====== WORKING DATA ======

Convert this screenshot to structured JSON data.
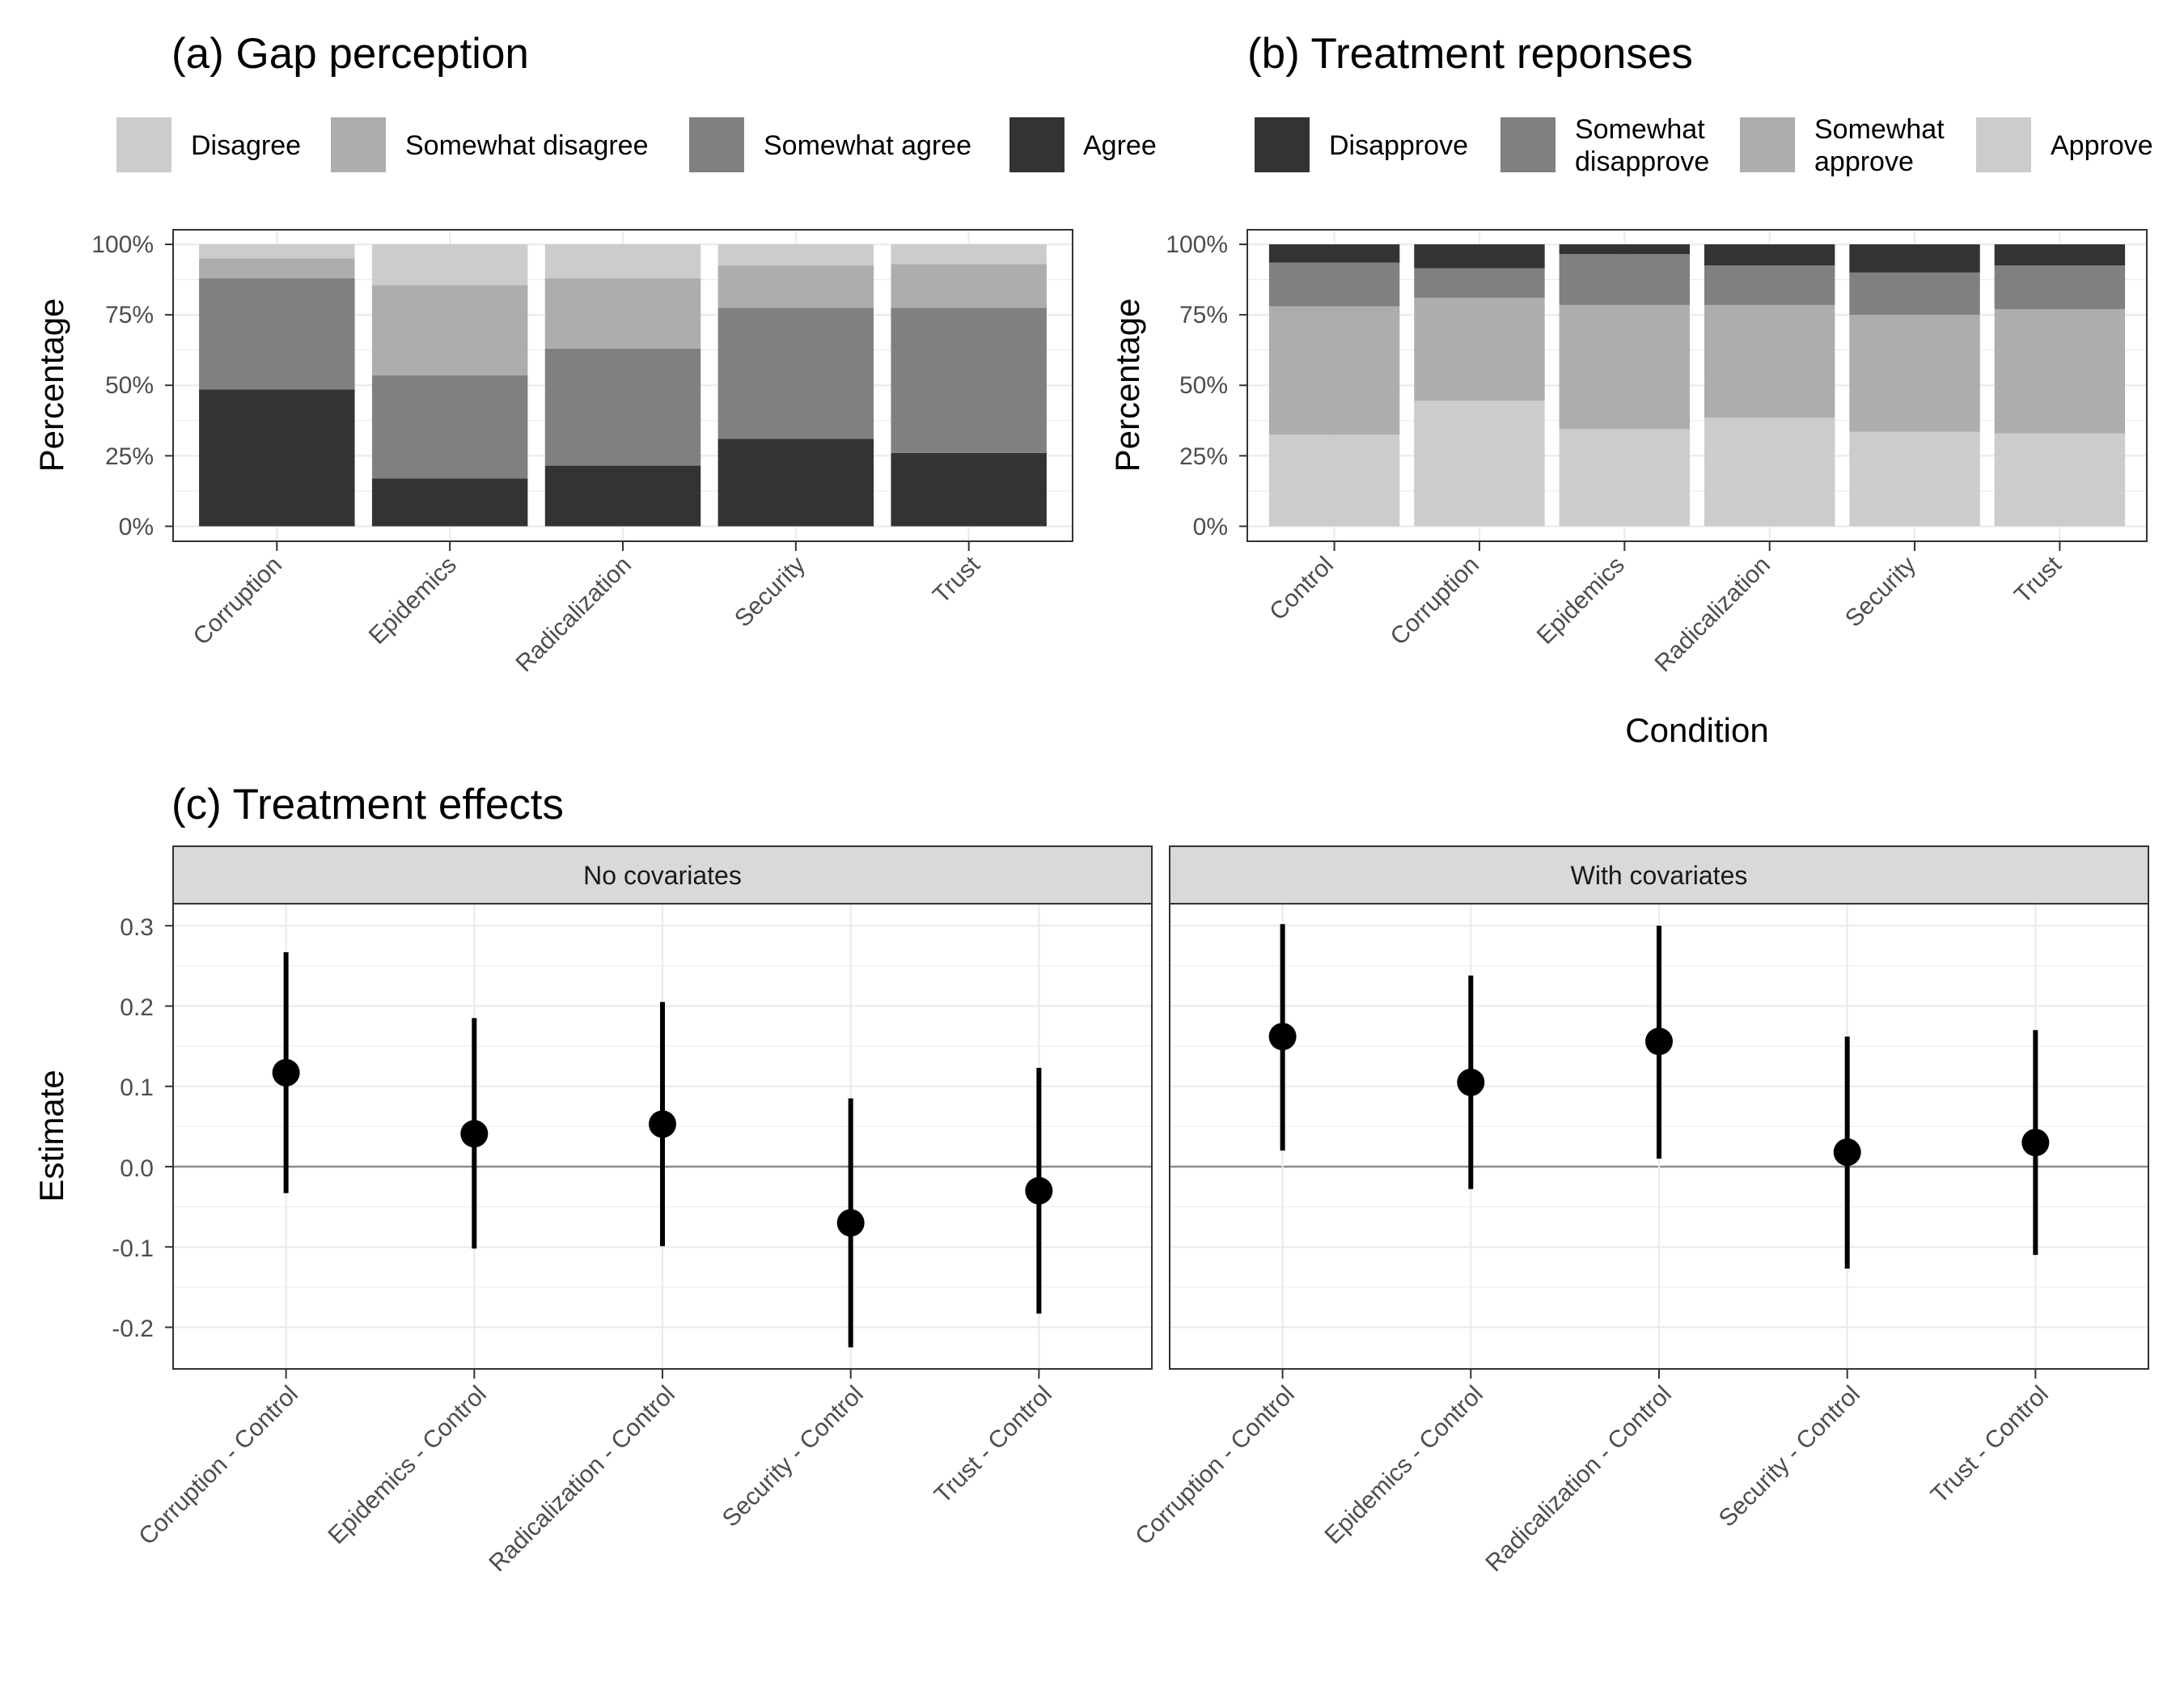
{
  "chart_data": [
    {
      "id": "a",
      "type": "bar",
      "stacked": true,
      "title": "(a) Gap perception",
      "xlabel": "",
      "ylabel": "Percentage",
      "ylim": [
        0,
        100
      ],
      "yticks": [
        "0%",
        "25%",
        "50%",
        "75%",
        "100%"
      ],
      "categories": [
        "Corruption",
        "Epidemics",
        "Radicalization",
        "Security",
        "Trust"
      ],
      "legend": [
        "Disagree",
        "Somewhat disagree",
        "Somewhat agree",
        "Agree"
      ],
      "series": [
        {
          "name": "Agree",
          "color": "#333333",
          "values": [
            48.5,
            17,
            21.5,
            31,
            26
          ]
        },
        {
          "name": "Somewhat agree",
          "color": "#808080",
          "values": [
            39.5,
            36.5,
            41.5,
            46.5,
            51.5
          ]
        },
        {
          "name": "Somewhat disagree",
          "color": "#adadad",
          "values": [
            7,
            32,
            25,
            15,
            15.5
          ]
        },
        {
          "name": "Disagree",
          "color": "#cccccc",
          "values": [
            5,
            14.5,
            12,
            7.5,
            7
          ]
        }
      ]
    },
    {
      "id": "b",
      "type": "bar",
      "stacked": true,
      "title": "(b) Treatment reponses",
      "xlabel": "Condition",
      "ylabel": "Percentage",
      "ylim": [
        0,
        100
      ],
      "yticks": [
        "0%",
        "25%",
        "50%",
        "75%",
        "100%"
      ],
      "categories": [
        "Control",
        "Corruption",
        "Epidemics",
        "Radicalization",
        "Security",
        "Trust"
      ],
      "legend": [
        {
          "lines": [
            "Disapprove"
          ]
        },
        {
          "lines": [
            "Somewhat",
            "disapprove"
          ]
        },
        {
          "lines": [
            "Somewhat",
            "approve"
          ]
        },
        {
          "lines": [
            "Approve"
          ]
        }
      ],
      "series": [
        {
          "name": "Approve",
          "color": "#cccccc",
          "values": [
            32.5,
            44.5,
            34.5,
            38.5,
            33.5,
            33
          ]
        },
        {
          "name": "Somewhat approve",
          "color": "#adadad",
          "values": [
            45.5,
            36.5,
            44,
            40,
            41.5,
            44
          ]
        },
        {
          "name": "Somewhat disapprove",
          "color": "#808080",
          "values": [
            15.5,
            10.5,
            18,
            14,
            15,
            15.5
          ]
        },
        {
          "name": "Disapprove",
          "color": "#333333",
          "values": [
            6.5,
            8.5,
            3.5,
            7.5,
            10,
            7.5
          ]
        }
      ]
    },
    {
      "id": "c",
      "type": "scatter",
      "subtype": "pointrange",
      "title": "(c) Treatment effects",
      "xlabel": "",
      "ylabel": "Estimate",
      "ylim": [
        -0.25,
        0.33
      ],
      "yticks": [
        "-0.2",
        "-0.1",
        "0.0",
        "0.1",
        "0.2",
        "0.3"
      ],
      "categories": [
        "Corruption - Control",
        "Epidemics - Control",
        "Radicalization - Control",
        "Security - Control",
        "Trust - Control"
      ],
      "panels": [
        {
          "name": "No covariates",
          "estimates": [
            0.117,
            0.041,
            0.053,
            -0.07,
            -0.03
          ],
          "lower": [
            -0.033,
            -0.102,
            -0.099,
            -0.225,
            -0.183
          ],
          "upper": [
            0.267,
            0.185,
            0.205,
            0.085,
            0.123
          ]
        },
        {
          "name": "With covariates",
          "estimates": [
            0.162,
            0.105,
            0.156,
            0.018,
            0.03
          ],
          "lower": [
            0.02,
            -0.028,
            0.01,
            -0.127,
            -0.11
          ],
          "upper": [
            0.302,
            0.238,
            0.3,
            0.162,
            0.17
          ]
        }
      ]
    }
  ]
}
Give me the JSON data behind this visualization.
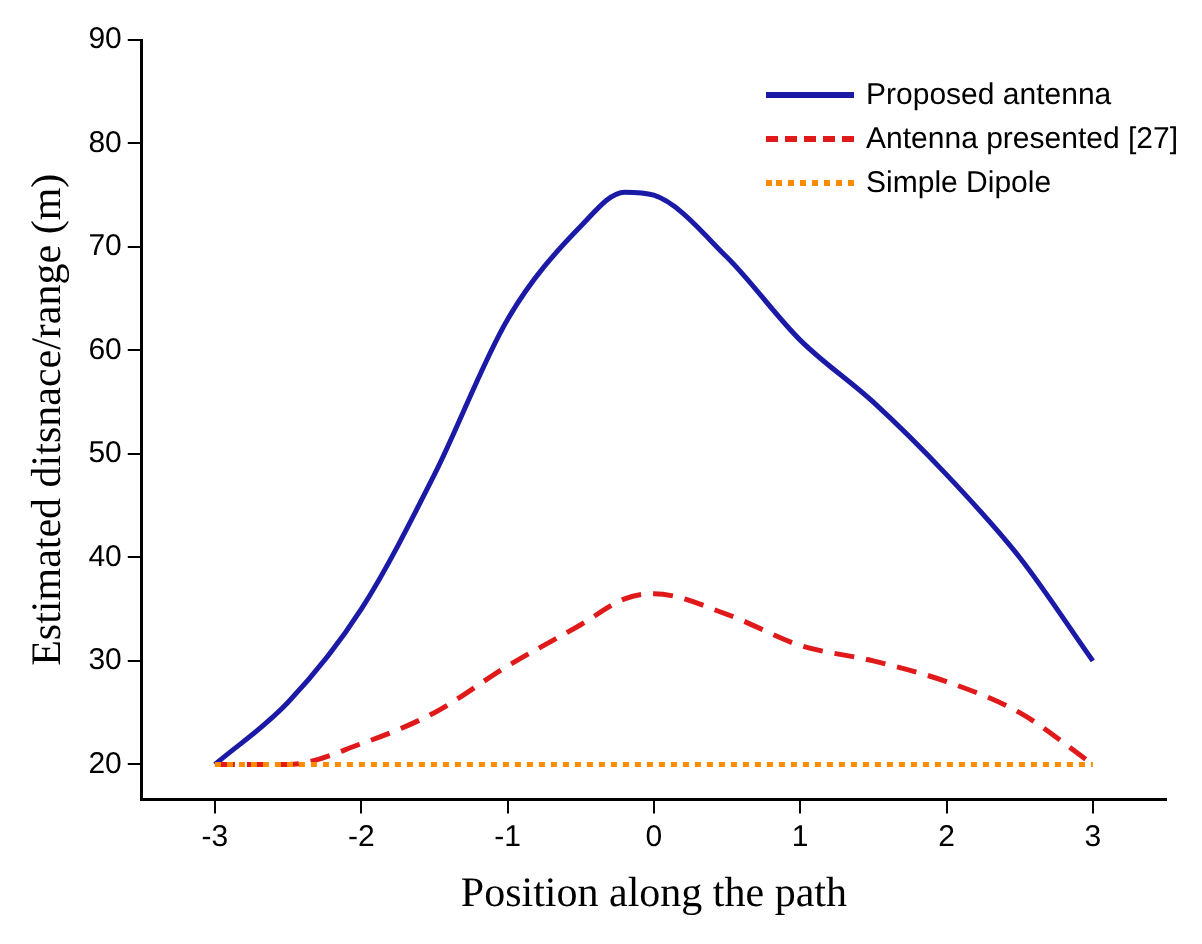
{
  "chart_data": {
    "type": "line",
    "xlabel": "Position along the path",
    "ylabel": "Estimated ditsnace/range (m)",
    "x": [
      -3,
      -2.5,
      -2,
      -1.5,
      -1,
      -0.5,
      -0.2,
      0,
      0.5,
      1,
      1.5,
      2,
      2.5,
      3
    ],
    "series": [
      {
        "name": "Proposed antenna",
        "color": "#1a1aa6",
        "line_style": "solid",
        "values": [
          20,
          26,
          35,
          48,
          63,
          72,
          75.3,
          75,
          69,
          61,
          55,
          48,
          40,
          30
        ]
      },
      {
        "name": "Antenna presented [27]",
        "color": "#e01a1a",
        "line_style": "dashed",
        "values": [
          20,
          20,
          22,
          25,
          29.5,
          33.5,
          36,
          36.5,
          34.5,
          31.5,
          30,
          28,
          25,
          20
        ]
      },
      {
        "name": "Simple Dipole",
        "color": "#ff8c00",
        "line_style": "dotted",
        "values": [
          20,
          20,
          20,
          20,
          20,
          20,
          20,
          20,
          20,
          20,
          20,
          20,
          20,
          20
        ]
      }
    ],
    "xlim": [
      -3.5,
      3.5
    ],
    "xticks": [
      -3,
      -2,
      -1,
      0,
      1,
      2,
      3
    ],
    "ylim": [
      16.6,
      90
    ],
    "yticks": [
      20,
      30,
      40,
      50,
      60,
      70,
      80,
      90
    ],
    "grid": false,
    "legend": "top right",
    "marker": "none"
  }
}
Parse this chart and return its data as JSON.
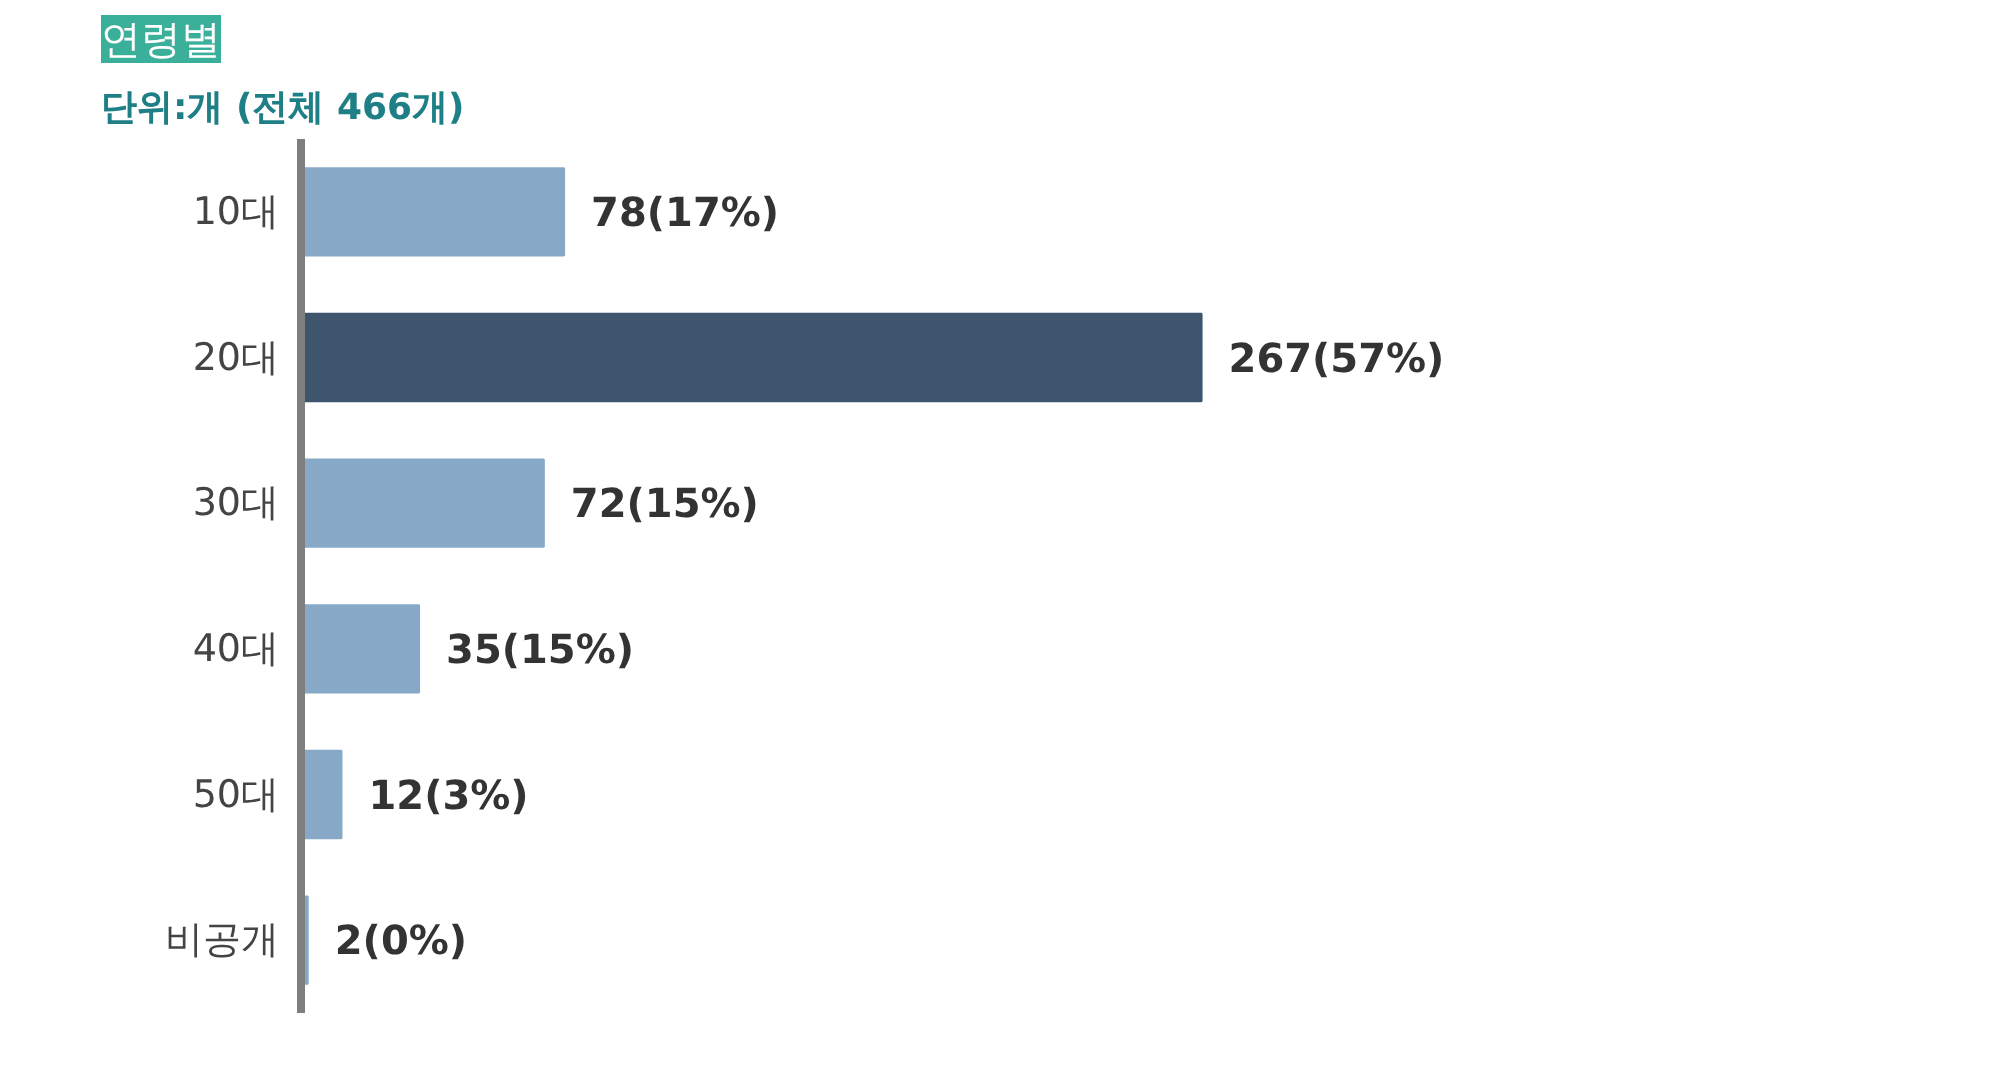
{
  "chart_data": {
    "type": "bar",
    "orientation": "horizontal",
    "title": "연령별",
    "subtitle": "단위:개 (전체 466개)",
    "categories": [
      "10대",
      "20대",
      "30대",
      "40대",
      "50대",
      "비공개"
    ],
    "values": [
      78,
      267,
      72,
      35,
      12,
      2
    ],
    "colors": [
      "#88a8c8",
      "#3d566e",
      "#88a8c8",
      "#88a8c8",
      "#88a8c8",
      "#88a8c8"
    ],
    "value_labels": [
      "78(17%)",
      "267(57%)",
      "72(15%)",
      "35(15%)",
      "12(3%)",
      "2(0%)"
    ],
    "tick_labels": "y",
    "grid": false
  }
}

======

In the records above, find the line containing "Parse this chart and return its data as JSON.", then please restate it and each line after it word for word, pictures excluded.

** THE ANSWER **
Parse this chart and return its data as JSON.
{
  "chart_data": {
    "type": "bar",
    "orientation": "horizontal",
    "title": "연령별",
    "subtitle": "단위:개 (전체 466개)",
    "categories": [
      "10대",
      "20대",
      "30대",
      "40대",
      "50대",
      "비공개"
    ],
    "values": [
      78,
      267,
      72,
      35,
      12,
      2
    ],
    "colors": [
      "#88a8c8",
      "#3d566e",
      "#88a8c8",
      "#88a8c8",
      "#88a8c8",
      "#88a8c8"
    ],
    "value_labels": [
      "78(17%)",
      "267(57%)",
      "72(15%)",
      "35(15%)",
      "12(3%)",
      "2(0%)"
    ],
    "tick_labels": "y",
    "grid": false
  }
}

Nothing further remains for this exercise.